GIVEN EXERCISE: Omit the pictures from the entries below and retype everything else exactly.
==================================================
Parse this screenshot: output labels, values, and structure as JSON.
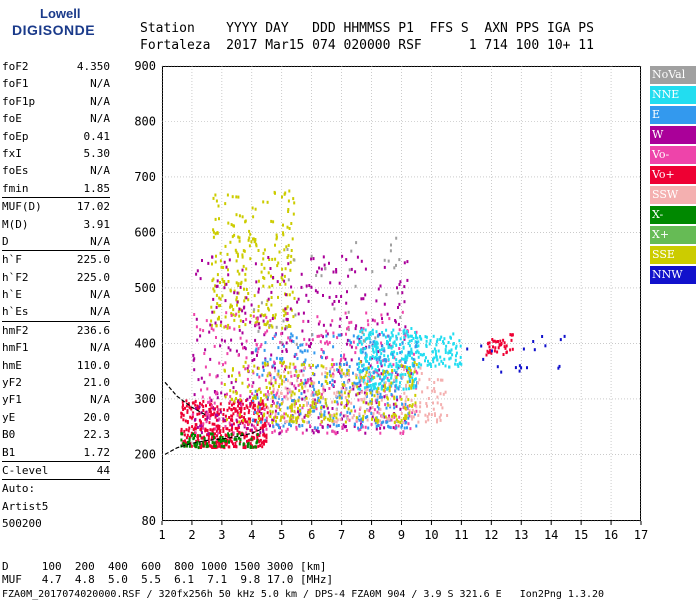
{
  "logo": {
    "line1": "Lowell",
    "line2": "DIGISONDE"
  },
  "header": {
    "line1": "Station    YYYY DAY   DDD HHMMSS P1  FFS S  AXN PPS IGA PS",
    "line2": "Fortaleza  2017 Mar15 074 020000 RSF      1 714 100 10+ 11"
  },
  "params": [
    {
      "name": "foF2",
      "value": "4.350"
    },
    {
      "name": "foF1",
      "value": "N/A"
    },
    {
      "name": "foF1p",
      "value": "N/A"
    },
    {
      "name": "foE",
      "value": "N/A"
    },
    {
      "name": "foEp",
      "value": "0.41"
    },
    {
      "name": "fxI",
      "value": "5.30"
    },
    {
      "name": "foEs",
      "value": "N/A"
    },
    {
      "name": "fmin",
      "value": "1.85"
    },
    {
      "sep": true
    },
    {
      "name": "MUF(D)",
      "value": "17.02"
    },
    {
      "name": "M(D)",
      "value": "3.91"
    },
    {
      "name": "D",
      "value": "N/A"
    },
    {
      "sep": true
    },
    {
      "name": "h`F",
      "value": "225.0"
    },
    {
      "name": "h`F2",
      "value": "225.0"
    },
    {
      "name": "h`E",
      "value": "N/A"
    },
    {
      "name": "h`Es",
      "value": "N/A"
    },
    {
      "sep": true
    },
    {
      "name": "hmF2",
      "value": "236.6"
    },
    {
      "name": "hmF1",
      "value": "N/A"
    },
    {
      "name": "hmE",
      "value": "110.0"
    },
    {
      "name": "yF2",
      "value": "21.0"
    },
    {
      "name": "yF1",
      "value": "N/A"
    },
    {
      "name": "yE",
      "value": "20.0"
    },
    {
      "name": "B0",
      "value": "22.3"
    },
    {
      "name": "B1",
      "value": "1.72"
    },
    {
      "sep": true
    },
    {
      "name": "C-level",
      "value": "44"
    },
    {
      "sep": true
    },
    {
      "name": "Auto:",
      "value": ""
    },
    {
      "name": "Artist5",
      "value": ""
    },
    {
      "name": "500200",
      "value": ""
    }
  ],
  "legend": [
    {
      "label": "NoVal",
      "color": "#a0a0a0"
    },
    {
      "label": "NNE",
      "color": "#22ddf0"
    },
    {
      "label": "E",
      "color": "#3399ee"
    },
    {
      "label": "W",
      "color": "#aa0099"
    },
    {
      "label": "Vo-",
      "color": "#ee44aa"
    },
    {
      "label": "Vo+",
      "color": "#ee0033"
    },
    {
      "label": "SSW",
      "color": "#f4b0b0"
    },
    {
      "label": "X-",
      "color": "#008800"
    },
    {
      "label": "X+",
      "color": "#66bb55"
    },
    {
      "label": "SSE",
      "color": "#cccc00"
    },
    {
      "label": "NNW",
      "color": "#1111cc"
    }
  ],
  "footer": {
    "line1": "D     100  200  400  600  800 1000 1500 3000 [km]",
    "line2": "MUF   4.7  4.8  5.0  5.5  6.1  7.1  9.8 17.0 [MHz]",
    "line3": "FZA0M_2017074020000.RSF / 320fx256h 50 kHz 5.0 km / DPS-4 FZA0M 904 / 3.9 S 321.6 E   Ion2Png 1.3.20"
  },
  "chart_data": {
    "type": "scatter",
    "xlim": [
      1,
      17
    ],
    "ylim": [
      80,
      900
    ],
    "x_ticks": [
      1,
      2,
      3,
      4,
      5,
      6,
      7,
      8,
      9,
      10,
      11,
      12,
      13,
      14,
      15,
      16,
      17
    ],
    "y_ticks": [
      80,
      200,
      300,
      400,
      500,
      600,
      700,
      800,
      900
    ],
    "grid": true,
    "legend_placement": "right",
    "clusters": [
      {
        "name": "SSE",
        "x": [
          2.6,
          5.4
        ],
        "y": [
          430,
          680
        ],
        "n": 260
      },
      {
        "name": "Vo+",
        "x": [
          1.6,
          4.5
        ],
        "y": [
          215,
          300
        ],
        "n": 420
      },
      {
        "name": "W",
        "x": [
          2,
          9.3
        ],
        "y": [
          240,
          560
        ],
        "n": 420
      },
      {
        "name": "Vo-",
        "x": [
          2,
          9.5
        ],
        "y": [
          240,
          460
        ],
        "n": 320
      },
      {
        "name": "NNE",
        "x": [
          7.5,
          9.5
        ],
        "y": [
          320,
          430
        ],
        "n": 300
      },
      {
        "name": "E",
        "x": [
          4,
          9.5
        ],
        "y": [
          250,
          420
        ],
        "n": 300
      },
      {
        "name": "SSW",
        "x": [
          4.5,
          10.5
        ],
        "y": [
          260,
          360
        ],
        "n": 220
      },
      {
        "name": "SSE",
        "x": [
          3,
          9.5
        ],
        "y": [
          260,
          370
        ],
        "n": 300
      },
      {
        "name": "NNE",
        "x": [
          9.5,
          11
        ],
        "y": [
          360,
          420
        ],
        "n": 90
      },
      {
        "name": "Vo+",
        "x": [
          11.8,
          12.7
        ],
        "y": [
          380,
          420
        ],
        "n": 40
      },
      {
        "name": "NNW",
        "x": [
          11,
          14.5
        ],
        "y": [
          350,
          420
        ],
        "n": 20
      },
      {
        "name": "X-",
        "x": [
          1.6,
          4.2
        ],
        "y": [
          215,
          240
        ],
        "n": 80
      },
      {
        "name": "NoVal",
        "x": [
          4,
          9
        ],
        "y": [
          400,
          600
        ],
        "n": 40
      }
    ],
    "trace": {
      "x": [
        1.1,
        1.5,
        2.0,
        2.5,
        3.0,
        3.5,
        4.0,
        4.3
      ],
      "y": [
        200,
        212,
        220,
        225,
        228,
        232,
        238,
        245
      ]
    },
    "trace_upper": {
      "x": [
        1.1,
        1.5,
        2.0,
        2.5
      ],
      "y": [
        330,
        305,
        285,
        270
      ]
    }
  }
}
==================================================
RESPONSE TO THE TASK:
Parse this screenshot: output labels, values, and structure as JSON.
{
  "logo": {
    "line1": "Lowell",
    "line2": "DIGISONDE"
  },
  "header": {
    "line1": "Station    YYYY DAY   DDD HHMMSS P1  FFS S  AXN PPS IGA PS",
    "line2": "Fortaleza  2017 Mar15 074 020000 RSF      1 714 100 10+ 11"
  },
  "params": [
    {
      "name": "foF2",
      "value": "4.350"
    },
    {
      "name": "foF1",
      "value": "N/A"
    },
    {
      "name": "foF1p",
      "value": "N/A"
    },
    {
      "name": "foE",
      "value": "N/A"
    },
    {
      "name": "foEp",
      "value": "0.41"
    },
    {
      "name": "fxI",
      "value": "5.30"
    },
    {
      "name": "foEs",
      "value": "N/A"
    },
    {
      "name": "fmin",
      "value": "1.85"
    },
    {
      "sep": true
    },
    {
      "name": "MUF(D)",
      "value": "17.02"
    },
    {
      "name": "M(D)",
      "value": "3.91"
    },
    {
      "name": "D",
      "value": "N/A"
    },
    {
      "sep": true
    },
    {
      "name": "h`F",
      "value": "225.0"
    },
    {
      "name": "h`F2",
      "value": "225.0"
    },
    {
      "name": "h`E",
      "value": "N/A"
    },
    {
      "name": "h`Es",
      "value": "N/A"
    },
    {
      "sep": true
    },
    {
      "name": "hmF2",
      "value": "236.6"
    },
    {
      "name": "hmF1",
      "value": "N/A"
    },
    {
      "name": "hmE",
      "value": "110.0"
    },
    {
      "name": "yF2",
      "value": "21.0"
    },
    {
      "name": "yF1",
      "value": "N/A"
    },
    {
      "name": "yE",
      "value": "20.0"
    },
    {
      "name": "B0",
      "value": "22.3"
    },
    {
      "name": "B1",
      "value": "1.72"
    },
    {
      "sep": true
    },
    {
      "name": "C-level",
      "value": "44"
    },
    {
      "sep": true
    },
    {
      "name": "Auto:",
      "value": ""
    },
    {
      "name": "Artist5",
      "value": ""
    },
    {
      "name": "500200",
      "value": ""
    }
  ],
  "legend": [
    {
      "label": "NoVal",
      "color": "#a0a0a0"
    },
    {
      "label": "NNE",
      "color": "#22ddf0"
    },
    {
      "label": "E",
      "color": "#3399ee"
    },
    {
      "label": "W",
      "color": "#aa0099"
    },
    {
      "label": "Vo-",
      "color": "#ee44aa"
    },
    {
      "label": "Vo+",
      "color": "#ee0033"
    },
    {
      "label": "SSW",
      "color": "#f4b0b0"
    },
    {
      "label": "X-",
      "color": "#008800"
    },
    {
      "label": "X+",
      "color": "#66bb55"
    },
    {
      "label": "SSE",
      "color": "#cccc00"
    },
    {
      "label": "NNW",
      "color": "#1111cc"
    }
  ],
  "footer": {
    "line1": "D     100  200  400  600  800 1000 1500 3000 [km]",
    "line2": "MUF   4.7  4.8  5.0  5.5  6.1  7.1  9.8 17.0 [MHz]",
    "line3": "FZA0M_2017074020000.RSF / 320fx256h 50 kHz 5.0 km / DPS-4 FZA0M 904 / 3.9 S 321.6 E   Ion2Png 1.3.20"
  },
  "chart_data": {
    "type": "scatter",
    "xlim": [
      1,
      17
    ],
    "ylim": [
      80,
      900
    ],
    "x_ticks": [
      1,
      2,
      3,
      4,
      5,
      6,
      7,
      8,
      9,
      10,
      11,
      12,
      13,
      14,
      15,
      16,
      17
    ],
    "y_ticks": [
      80,
      200,
      300,
      400,
      500,
      600,
      700,
      800,
      900
    ],
    "grid": true,
    "legend_placement": "right",
    "clusters": [
      {
        "name": "SSE",
        "x": [
          2.6,
          5.4
        ],
        "y": [
          430,
          680
        ],
        "n": 260
      },
      {
        "name": "Vo+",
        "x": [
          1.6,
          4.5
        ],
        "y": [
          215,
          300
        ],
        "n": 420
      },
      {
        "name": "W",
        "x": [
          2,
          9.3
        ],
        "y": [
          240,
          560
        ],
        "n": 420
      },
      {
        "name": "Vo-",
        "x": [
          2,
          9.5
        ],
        "y": [
          240,
          460
        ],
        "n": 320
      },
      {
        "name": "NNE",
        "x": [
          7.5,
          9.5
        ],
        "y": [
          320,
          430
        ],
        "n": 300
      },
      {
        "name": "E",
        "x": [
          4,
          9.5
        ],
        "y": [
          250,
          420
        ],
        "n": 300
      },
      {
        "name": "SSW",
        "x": [
          4.5,
          10.5
        ],
        "y": [
          260,
          360
        ],
        "n": 220
      },
      {
        "name": "SSE",
        "x": [
          3,
          9.5
        ],
        "y": [
          260,
          370
        ],
        "n": 300
      },
      {
        "name": "NNE",
        "x": [
          9.5,
          11
        ],
        "y": [
          360,
          420
        ],
        "n": 90
      },
      {
        "name": "Vo+",
        "x": [
          11.8,
          12.7
        ],
        "y": [
          380,
          420
        ],
        "n": 40
      },
      {
        "name": "NNW",
        "x": [
          11,
          14.5
        ],
        "y": [
          350,
          420
        ],
        "n": 20
      },
      {
        "name": "X-",
        "x": [
          1.6,
          4.2
        ],
        "y": [
          215,
          240
        ],
        "n": 80
      },
      {
        "name": "NoVal",
        "x": [
          4,
          9
        ],
        "y": [
          400,
          600
        ],
        "n": 40
      }
    ],
    "trace": {
      "x": [
        1.1,
        1.5,
        2.0,
        2.5,
        3.0,
        3.5,
        4.0,
        4.3
      ],
      "y": [
        200,
        212,
        220,
        225,
        228,
        232,
        238,
        245
      ]
    },
    "trace_upper": {
      "x": [
        1.1,
        1.5,
        2.0,
        2.5
      ],
      "y": [
        330,
        305,
        285,
        270
      ]
    }
  }
}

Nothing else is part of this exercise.